__Data shown__
-=-=-

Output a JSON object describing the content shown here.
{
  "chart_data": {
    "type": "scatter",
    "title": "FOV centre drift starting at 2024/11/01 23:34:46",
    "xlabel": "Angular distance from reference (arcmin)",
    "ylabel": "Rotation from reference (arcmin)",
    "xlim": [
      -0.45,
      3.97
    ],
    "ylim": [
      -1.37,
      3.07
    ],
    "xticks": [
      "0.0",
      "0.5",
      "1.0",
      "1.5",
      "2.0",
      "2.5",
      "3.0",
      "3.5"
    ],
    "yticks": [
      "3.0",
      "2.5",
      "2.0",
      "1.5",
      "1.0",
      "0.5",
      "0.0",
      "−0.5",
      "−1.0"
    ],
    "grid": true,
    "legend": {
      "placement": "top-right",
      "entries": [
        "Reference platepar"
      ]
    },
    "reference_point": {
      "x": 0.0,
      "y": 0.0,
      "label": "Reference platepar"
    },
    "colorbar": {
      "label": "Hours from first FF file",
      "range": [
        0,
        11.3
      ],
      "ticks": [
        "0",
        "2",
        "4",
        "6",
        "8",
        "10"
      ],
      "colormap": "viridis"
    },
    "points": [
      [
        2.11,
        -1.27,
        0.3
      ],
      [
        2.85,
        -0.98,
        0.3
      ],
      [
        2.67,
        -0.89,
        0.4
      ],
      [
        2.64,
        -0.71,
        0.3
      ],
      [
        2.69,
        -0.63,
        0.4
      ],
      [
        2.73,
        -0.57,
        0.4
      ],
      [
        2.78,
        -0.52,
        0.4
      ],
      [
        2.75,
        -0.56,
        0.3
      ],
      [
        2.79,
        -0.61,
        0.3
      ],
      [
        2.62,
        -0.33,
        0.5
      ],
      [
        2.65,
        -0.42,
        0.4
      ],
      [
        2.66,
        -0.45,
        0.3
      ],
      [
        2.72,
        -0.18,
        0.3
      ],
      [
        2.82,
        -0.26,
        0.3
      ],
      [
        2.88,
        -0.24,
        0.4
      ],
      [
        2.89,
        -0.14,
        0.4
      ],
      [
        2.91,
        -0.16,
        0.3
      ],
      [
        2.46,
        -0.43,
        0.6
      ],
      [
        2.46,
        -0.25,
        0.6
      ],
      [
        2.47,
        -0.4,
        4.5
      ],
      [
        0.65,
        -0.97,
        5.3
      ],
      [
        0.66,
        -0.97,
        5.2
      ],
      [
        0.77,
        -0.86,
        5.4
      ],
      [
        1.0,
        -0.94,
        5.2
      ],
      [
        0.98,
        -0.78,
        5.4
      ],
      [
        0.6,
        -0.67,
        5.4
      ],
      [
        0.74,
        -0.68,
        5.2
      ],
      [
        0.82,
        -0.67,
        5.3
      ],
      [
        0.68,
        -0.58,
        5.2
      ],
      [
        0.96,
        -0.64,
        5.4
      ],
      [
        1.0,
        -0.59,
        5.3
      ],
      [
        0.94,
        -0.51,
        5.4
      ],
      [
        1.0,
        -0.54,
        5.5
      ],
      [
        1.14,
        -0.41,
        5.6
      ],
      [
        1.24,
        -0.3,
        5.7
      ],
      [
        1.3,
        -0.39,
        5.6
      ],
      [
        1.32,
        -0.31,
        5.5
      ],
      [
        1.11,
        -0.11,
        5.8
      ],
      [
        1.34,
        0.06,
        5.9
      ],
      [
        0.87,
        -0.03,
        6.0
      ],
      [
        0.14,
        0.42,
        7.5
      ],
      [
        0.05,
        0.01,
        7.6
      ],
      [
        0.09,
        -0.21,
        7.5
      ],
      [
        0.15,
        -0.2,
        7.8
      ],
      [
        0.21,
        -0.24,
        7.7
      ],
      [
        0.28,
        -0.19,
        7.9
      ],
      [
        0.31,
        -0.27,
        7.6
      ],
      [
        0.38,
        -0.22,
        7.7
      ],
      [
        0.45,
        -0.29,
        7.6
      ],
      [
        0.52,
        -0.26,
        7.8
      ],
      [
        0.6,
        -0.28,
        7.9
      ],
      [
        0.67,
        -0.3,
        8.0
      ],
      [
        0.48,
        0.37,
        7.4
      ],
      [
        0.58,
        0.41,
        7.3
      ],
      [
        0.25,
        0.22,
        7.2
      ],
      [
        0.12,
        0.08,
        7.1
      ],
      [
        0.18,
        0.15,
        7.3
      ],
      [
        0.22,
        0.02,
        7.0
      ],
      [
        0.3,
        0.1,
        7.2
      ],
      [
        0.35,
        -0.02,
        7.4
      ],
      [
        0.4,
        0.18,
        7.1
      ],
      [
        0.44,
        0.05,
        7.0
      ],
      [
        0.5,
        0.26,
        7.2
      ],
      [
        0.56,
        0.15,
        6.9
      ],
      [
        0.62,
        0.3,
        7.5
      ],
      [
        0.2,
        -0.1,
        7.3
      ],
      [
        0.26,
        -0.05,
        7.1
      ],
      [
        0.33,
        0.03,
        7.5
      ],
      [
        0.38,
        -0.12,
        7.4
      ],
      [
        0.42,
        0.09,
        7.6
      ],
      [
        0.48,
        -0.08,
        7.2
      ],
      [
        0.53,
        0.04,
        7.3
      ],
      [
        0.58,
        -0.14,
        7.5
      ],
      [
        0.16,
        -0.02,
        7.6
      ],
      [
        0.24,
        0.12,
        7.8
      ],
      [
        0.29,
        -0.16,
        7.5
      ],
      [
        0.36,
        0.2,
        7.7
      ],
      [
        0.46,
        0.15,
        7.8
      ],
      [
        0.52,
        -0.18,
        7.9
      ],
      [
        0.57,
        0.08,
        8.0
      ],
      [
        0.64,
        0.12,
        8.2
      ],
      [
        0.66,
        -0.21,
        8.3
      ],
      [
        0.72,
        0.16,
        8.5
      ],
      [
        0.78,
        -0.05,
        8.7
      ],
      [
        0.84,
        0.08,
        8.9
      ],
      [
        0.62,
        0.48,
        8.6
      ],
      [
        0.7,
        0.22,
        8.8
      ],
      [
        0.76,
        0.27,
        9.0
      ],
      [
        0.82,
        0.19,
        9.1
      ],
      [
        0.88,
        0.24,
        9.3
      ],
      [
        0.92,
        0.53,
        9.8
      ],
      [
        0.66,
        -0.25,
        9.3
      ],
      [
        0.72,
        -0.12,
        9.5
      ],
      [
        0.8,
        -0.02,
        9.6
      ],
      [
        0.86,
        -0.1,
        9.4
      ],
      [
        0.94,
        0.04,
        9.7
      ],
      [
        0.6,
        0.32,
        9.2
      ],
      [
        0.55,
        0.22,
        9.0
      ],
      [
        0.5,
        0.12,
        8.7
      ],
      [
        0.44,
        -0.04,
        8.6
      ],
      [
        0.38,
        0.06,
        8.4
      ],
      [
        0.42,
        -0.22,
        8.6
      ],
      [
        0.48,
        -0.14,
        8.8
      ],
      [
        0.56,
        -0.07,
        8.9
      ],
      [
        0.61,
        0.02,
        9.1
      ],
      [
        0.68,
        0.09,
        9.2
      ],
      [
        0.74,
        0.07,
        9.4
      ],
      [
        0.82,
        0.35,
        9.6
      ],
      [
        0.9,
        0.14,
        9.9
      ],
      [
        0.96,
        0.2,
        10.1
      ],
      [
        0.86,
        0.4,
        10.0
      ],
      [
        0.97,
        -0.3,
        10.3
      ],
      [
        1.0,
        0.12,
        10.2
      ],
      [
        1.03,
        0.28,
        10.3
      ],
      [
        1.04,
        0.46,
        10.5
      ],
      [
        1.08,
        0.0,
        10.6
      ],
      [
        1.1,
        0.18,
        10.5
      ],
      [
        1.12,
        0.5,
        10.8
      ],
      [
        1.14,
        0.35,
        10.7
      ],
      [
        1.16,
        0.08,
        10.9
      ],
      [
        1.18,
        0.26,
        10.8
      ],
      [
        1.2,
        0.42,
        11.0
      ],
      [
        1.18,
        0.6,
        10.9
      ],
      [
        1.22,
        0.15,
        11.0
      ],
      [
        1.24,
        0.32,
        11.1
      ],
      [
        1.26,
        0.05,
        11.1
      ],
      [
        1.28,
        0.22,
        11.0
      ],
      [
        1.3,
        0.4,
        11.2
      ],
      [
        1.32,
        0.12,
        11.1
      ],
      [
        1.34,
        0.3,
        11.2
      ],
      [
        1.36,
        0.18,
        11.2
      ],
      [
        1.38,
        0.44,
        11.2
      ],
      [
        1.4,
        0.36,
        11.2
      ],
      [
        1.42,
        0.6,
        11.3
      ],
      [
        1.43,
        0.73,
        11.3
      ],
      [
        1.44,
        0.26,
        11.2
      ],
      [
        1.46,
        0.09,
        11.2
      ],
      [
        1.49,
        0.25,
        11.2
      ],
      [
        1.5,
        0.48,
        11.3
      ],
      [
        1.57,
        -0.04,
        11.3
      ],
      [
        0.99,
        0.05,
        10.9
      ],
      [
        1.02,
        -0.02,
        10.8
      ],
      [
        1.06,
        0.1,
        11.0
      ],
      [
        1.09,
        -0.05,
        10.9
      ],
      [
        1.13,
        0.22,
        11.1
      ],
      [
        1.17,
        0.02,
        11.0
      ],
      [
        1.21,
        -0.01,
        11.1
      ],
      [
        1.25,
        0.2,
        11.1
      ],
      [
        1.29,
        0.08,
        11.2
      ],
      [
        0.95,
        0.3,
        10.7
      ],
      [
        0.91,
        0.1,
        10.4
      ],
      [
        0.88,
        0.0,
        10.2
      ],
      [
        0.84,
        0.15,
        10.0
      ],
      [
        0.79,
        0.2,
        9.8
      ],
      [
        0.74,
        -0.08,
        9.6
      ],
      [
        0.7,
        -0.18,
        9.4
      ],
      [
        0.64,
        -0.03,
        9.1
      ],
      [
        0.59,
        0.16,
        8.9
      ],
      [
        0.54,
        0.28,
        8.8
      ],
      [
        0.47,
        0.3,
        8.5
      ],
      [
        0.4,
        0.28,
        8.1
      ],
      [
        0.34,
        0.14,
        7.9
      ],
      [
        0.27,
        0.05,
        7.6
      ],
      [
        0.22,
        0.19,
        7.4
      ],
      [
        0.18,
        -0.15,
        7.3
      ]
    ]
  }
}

-=-=-

__Description of the task__
Collect each line of the entries that has the word "from", copying it in full.

__Solution__
    "xlabel": "Angular distance from reference (arcmin)",
    "ylabel": "Rotation from reference (arcmin)",
      "label": "Hours from first FF file",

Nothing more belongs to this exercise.